**OBJECTIVE:** Return the lines below that carry the word "JSON".

═════ RECORDS PROVIDED ═════

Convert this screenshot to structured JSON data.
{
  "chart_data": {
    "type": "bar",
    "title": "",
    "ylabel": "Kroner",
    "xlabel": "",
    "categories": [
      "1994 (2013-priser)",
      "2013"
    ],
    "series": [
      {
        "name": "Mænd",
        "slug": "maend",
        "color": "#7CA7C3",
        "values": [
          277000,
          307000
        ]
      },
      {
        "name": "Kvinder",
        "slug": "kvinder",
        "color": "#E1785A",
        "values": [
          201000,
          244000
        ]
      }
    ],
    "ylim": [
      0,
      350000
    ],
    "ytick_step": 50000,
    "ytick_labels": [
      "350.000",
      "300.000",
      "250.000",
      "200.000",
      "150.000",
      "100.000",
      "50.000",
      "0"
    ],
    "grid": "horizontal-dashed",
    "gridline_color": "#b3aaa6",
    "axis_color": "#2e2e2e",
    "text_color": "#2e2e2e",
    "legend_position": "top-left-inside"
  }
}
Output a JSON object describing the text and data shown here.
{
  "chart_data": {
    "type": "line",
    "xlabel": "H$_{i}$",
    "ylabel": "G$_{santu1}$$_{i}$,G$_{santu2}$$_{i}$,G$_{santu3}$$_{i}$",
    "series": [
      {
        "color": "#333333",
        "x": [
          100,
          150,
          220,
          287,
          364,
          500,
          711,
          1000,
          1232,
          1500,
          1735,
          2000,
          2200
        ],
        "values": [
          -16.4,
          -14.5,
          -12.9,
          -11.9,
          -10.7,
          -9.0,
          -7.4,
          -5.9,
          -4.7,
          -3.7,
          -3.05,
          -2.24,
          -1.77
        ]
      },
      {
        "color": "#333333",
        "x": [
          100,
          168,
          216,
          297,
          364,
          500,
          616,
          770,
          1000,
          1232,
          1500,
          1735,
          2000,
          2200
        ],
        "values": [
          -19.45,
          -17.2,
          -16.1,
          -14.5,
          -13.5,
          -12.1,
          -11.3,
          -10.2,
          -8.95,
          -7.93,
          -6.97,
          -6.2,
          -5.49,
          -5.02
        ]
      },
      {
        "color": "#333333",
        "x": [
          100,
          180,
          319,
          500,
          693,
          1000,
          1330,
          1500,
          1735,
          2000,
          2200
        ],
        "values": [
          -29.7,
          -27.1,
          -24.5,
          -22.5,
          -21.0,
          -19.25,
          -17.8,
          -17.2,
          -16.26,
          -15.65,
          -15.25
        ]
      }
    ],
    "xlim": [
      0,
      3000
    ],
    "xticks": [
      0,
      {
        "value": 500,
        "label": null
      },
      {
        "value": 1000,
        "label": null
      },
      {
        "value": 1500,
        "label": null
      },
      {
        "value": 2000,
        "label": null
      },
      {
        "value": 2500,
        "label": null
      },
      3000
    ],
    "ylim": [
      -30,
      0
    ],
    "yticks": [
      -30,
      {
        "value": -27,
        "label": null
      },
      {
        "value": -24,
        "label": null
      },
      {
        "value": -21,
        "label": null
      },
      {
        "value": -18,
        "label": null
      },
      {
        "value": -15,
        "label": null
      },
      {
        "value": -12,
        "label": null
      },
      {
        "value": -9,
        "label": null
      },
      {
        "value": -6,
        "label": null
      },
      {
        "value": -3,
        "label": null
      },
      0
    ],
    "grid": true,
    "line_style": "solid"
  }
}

═════

**CORRECT RESPONSE:**
Convert this screenshot to structured JSON data.
Output a JSON object describing the text and data shown here.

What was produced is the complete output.